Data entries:
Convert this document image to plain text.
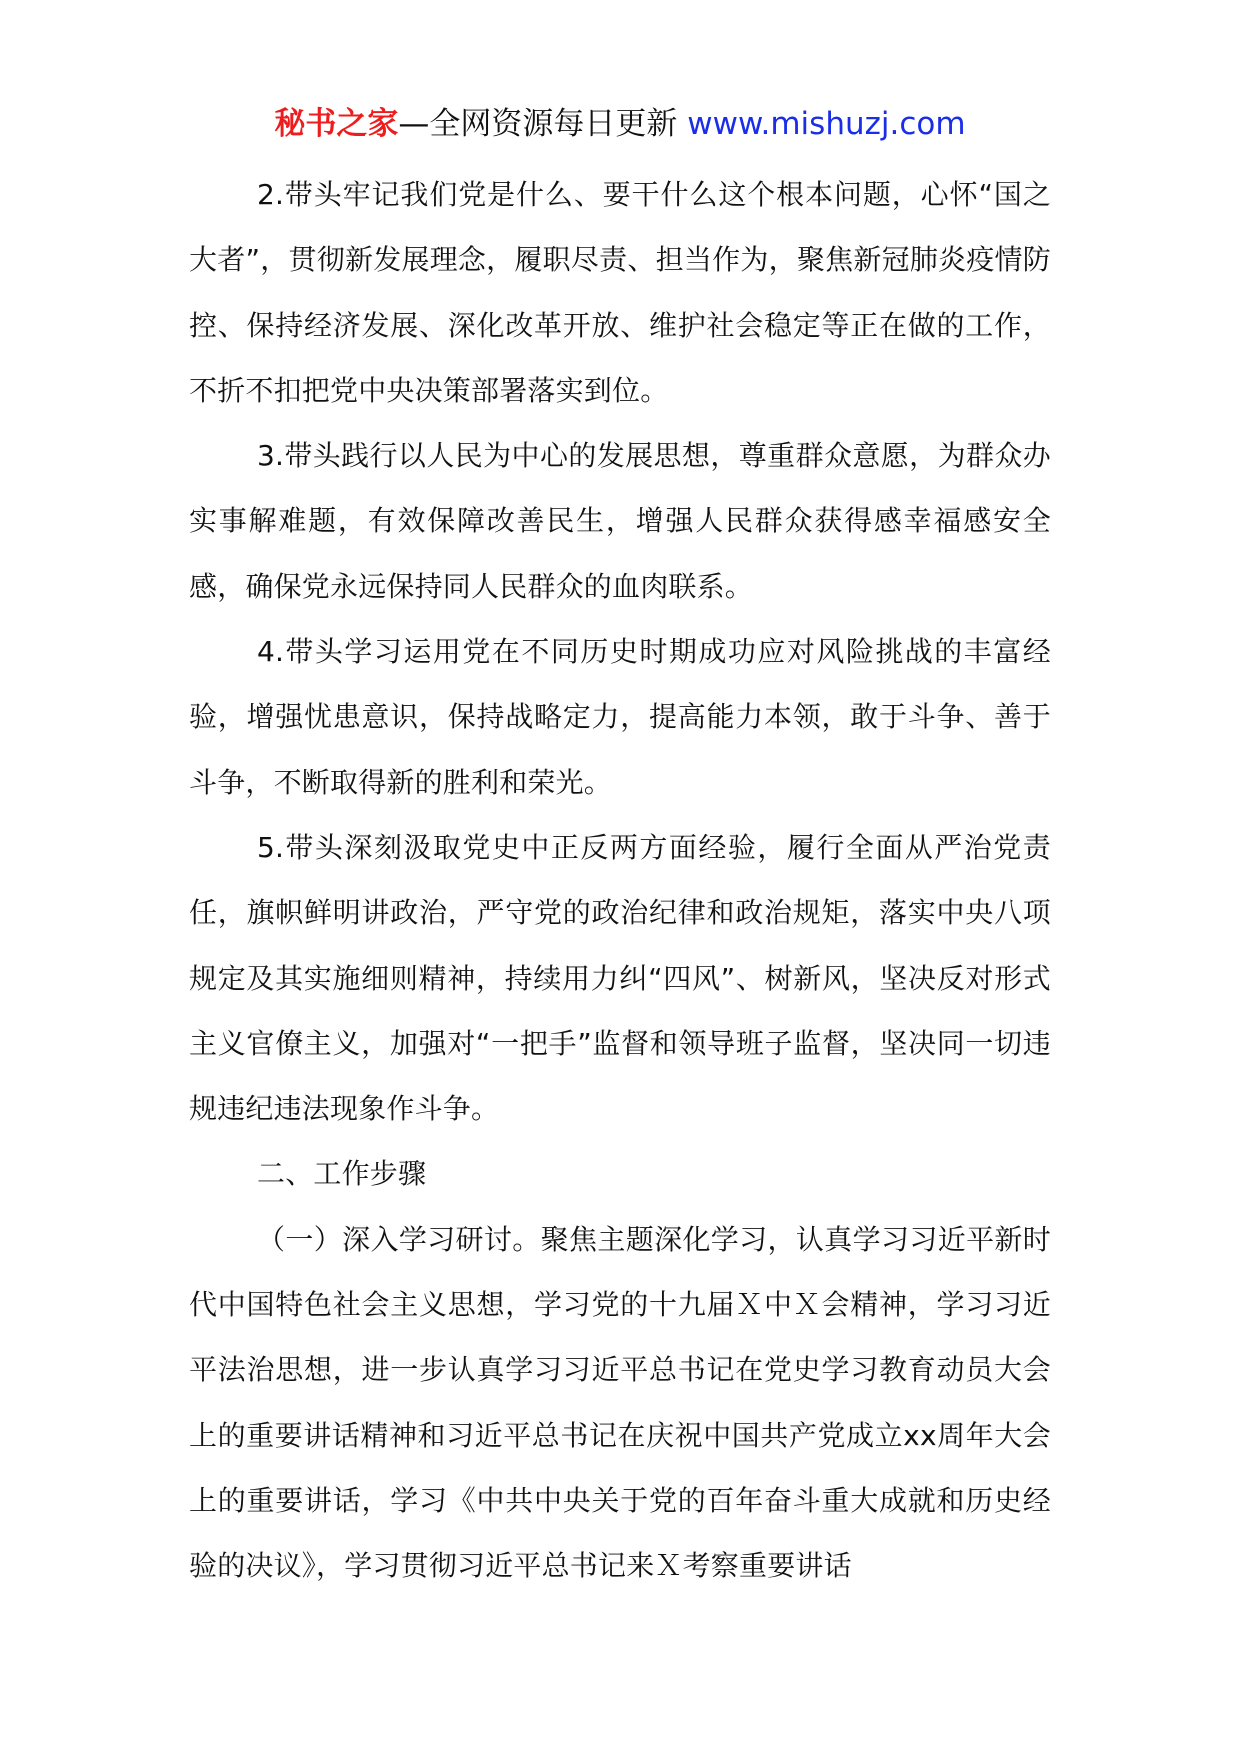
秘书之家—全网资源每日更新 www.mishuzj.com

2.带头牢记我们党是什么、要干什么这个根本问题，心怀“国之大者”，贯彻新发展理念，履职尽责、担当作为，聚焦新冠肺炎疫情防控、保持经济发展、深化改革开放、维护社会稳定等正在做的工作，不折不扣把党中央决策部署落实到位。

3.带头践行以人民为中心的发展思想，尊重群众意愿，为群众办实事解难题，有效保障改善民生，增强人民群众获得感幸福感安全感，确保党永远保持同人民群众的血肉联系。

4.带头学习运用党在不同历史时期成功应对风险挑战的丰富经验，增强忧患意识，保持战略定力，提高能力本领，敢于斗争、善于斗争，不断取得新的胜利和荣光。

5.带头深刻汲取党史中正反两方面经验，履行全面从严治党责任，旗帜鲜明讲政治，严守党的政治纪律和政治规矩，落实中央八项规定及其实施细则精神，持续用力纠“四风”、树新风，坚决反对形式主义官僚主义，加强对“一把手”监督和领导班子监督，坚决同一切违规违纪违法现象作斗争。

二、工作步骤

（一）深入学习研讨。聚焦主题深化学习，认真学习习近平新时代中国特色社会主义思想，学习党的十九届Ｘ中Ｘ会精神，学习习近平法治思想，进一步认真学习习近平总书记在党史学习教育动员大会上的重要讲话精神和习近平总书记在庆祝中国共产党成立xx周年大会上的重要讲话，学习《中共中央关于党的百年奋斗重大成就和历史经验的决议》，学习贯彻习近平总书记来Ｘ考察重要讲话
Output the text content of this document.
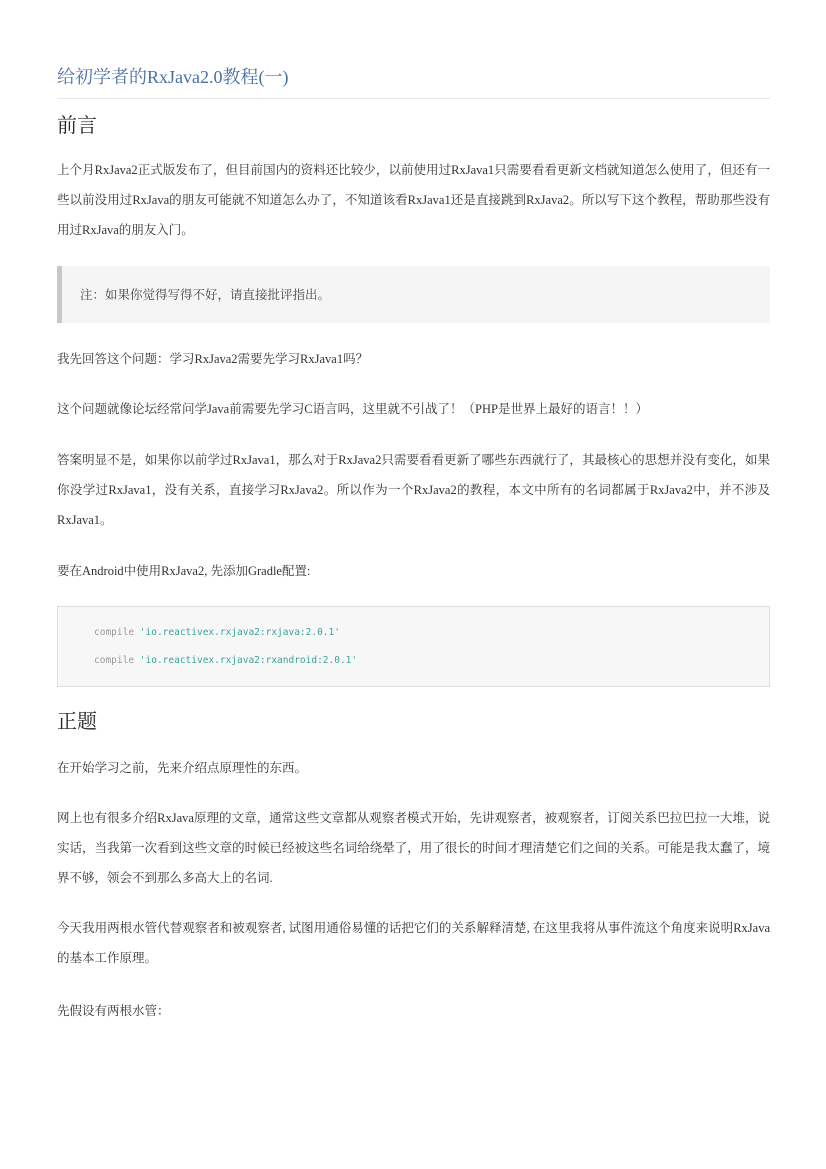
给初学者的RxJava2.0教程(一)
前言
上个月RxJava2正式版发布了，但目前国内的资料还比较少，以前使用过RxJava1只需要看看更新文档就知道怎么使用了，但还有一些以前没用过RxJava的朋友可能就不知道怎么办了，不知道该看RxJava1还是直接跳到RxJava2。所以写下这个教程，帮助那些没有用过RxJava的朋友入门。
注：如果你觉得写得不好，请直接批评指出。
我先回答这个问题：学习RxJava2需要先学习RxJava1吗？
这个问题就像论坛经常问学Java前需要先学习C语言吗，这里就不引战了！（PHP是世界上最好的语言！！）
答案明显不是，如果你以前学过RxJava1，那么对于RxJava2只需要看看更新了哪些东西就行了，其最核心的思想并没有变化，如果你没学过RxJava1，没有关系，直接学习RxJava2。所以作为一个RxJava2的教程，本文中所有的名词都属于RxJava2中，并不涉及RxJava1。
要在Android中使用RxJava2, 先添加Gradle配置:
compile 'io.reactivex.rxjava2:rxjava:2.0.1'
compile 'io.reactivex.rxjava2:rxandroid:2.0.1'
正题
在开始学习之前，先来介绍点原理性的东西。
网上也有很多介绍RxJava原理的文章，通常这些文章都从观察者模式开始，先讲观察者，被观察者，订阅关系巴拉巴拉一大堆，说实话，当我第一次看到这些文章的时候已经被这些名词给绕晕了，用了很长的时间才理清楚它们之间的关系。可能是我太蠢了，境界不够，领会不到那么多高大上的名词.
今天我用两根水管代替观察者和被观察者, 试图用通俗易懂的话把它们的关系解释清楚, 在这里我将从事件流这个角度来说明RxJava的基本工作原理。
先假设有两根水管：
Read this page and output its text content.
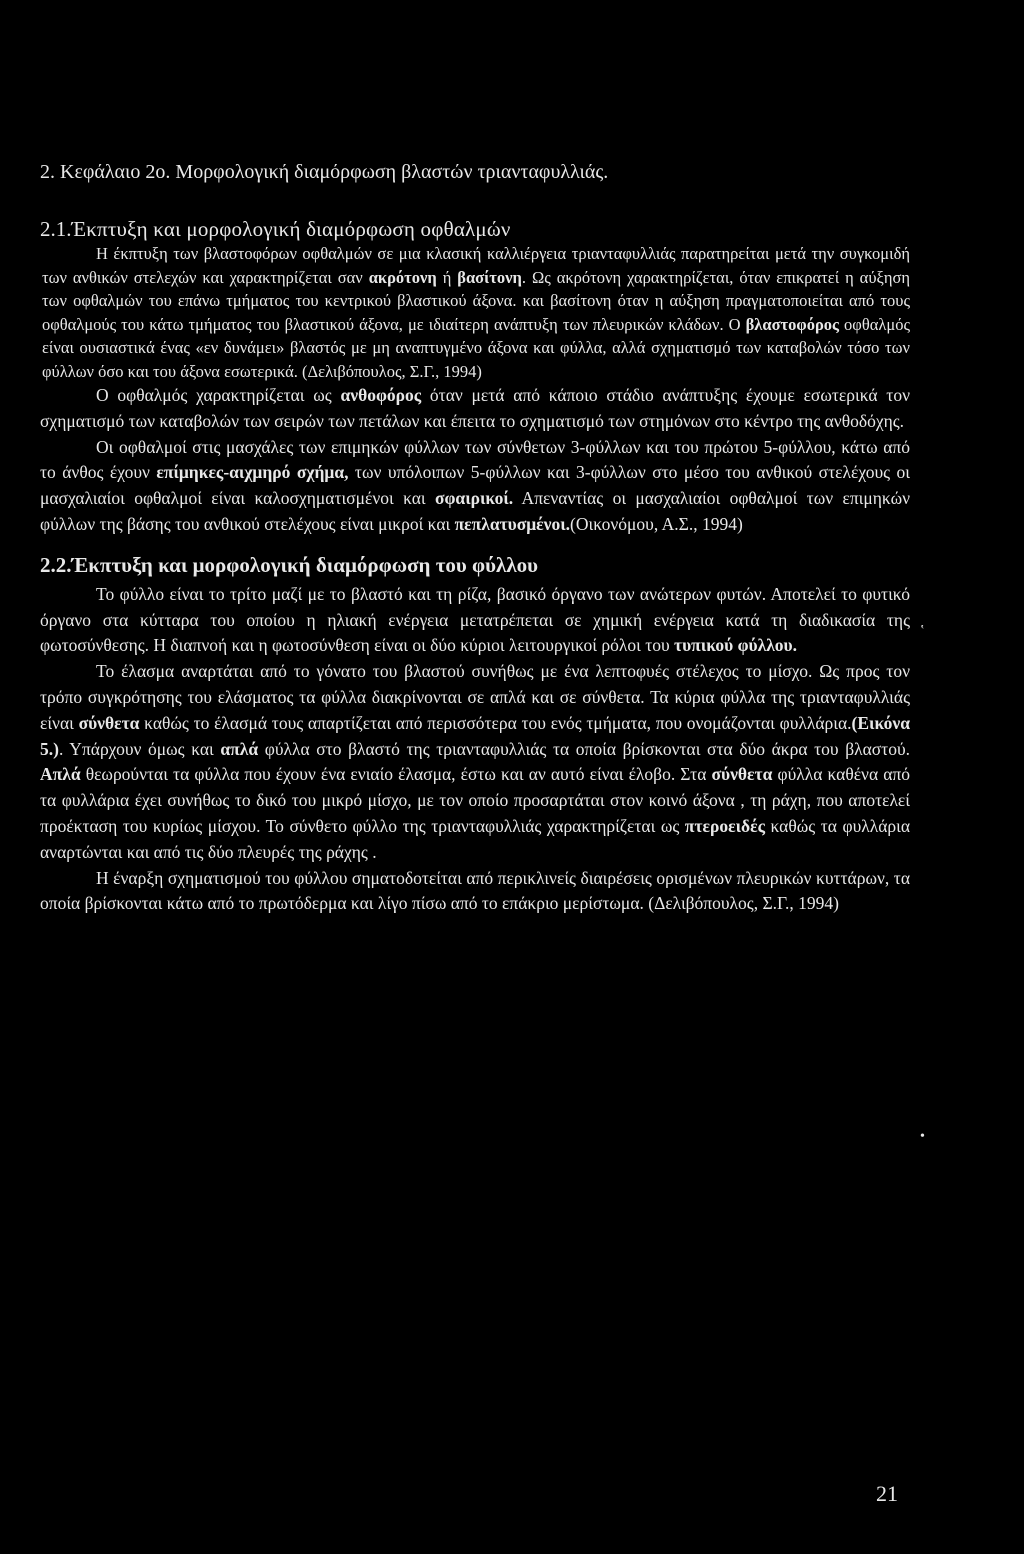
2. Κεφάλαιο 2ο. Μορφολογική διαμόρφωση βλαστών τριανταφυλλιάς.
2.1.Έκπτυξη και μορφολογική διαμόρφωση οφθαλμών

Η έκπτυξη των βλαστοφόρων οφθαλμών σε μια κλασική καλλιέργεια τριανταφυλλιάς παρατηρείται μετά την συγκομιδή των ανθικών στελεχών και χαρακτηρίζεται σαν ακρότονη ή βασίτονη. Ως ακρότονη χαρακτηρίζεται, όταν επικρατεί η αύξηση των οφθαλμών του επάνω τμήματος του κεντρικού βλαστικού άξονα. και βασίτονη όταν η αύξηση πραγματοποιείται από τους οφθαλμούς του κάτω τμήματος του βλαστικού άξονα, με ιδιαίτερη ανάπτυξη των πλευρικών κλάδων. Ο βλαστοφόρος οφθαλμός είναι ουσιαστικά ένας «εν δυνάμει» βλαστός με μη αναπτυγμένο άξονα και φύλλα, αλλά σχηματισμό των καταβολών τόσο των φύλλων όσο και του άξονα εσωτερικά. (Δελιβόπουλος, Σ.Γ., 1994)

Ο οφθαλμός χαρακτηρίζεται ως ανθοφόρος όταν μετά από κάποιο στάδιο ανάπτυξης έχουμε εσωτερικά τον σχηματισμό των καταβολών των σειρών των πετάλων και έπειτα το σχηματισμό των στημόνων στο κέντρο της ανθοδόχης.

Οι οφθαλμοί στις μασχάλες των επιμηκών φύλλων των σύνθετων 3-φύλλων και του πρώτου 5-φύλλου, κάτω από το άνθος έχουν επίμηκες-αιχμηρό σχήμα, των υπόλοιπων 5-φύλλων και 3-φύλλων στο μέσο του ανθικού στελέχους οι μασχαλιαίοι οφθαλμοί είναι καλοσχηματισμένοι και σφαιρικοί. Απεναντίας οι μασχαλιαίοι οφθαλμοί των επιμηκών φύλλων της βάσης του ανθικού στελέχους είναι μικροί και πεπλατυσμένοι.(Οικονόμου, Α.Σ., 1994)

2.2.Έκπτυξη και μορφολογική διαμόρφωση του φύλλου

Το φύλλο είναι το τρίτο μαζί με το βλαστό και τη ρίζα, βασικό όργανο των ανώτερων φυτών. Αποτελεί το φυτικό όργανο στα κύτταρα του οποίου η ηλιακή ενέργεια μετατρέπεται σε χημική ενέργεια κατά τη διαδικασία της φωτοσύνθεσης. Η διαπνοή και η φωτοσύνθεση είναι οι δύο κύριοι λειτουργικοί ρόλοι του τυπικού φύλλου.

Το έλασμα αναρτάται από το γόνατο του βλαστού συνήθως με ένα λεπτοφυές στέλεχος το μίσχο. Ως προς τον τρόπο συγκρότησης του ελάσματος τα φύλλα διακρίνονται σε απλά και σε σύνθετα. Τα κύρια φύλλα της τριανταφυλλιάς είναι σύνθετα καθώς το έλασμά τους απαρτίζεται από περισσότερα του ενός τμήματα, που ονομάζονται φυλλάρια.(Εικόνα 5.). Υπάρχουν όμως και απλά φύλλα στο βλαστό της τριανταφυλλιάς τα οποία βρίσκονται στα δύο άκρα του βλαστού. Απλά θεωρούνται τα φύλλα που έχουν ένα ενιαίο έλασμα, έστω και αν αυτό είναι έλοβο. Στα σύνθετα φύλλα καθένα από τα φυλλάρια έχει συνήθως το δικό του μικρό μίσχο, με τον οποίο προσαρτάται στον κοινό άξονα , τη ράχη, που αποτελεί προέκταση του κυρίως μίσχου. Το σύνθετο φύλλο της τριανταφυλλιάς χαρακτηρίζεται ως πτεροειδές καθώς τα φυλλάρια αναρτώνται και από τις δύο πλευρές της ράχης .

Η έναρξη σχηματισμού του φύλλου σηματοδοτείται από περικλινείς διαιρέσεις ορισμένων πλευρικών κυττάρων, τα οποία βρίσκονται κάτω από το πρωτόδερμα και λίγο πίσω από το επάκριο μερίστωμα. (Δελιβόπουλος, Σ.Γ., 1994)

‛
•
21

_Set task_
Gather each line of the records holding the string "οφθαλμός".

_Task result_
Η έκπτυξη των βλαστοφόρων οφθαλμών σε μια κλασική καλλιέργεια τριανταφυλλιάς παρατηρείται μετά την συγκομιδή των ανθικών στελεχών και χαρακτηρίζεται σαν ακρότονη ή βασίτονη. Ως ακρότονη χαρακτηρίζεται, όταν επικρατεί η αύξηση των οφθαλμών του επάνω τμήματος του κεντρικού βλαστικού άξονα. και βασίτονη όταν η αύξηση πραγματοποιείται από τους οφθαλμούς του κάτω τμήματος του βλαστικού άξονα, με ιδιαίτερη ανάπτυξη των πλευρικών κλάδων. Ο βλαστοφόρος οφθαλμός είναι ουσιαστικά ένας «εν δυνάμει» βλαστός με μη αναπτυγμένο άξονα και φύλλα, αλλά σχηματισμό των καταβολών τόσο των φύλλων όσο και του άξονα εσωτερικά. (Δελιβόπουλος, Σ.Γ., 1994)
Ο οφθαλμός χαρακτηρίζεται ως ανθοφόρος όταν μετά από κάποιο στάδιο ανάπτυξης έχουμε εσωτερικά τον σχηματισμό των καταβολών των σειρών των πετάλων και έπειτα το σχηματισμό των στημόνων στο κέντρο της ανθοδόχης.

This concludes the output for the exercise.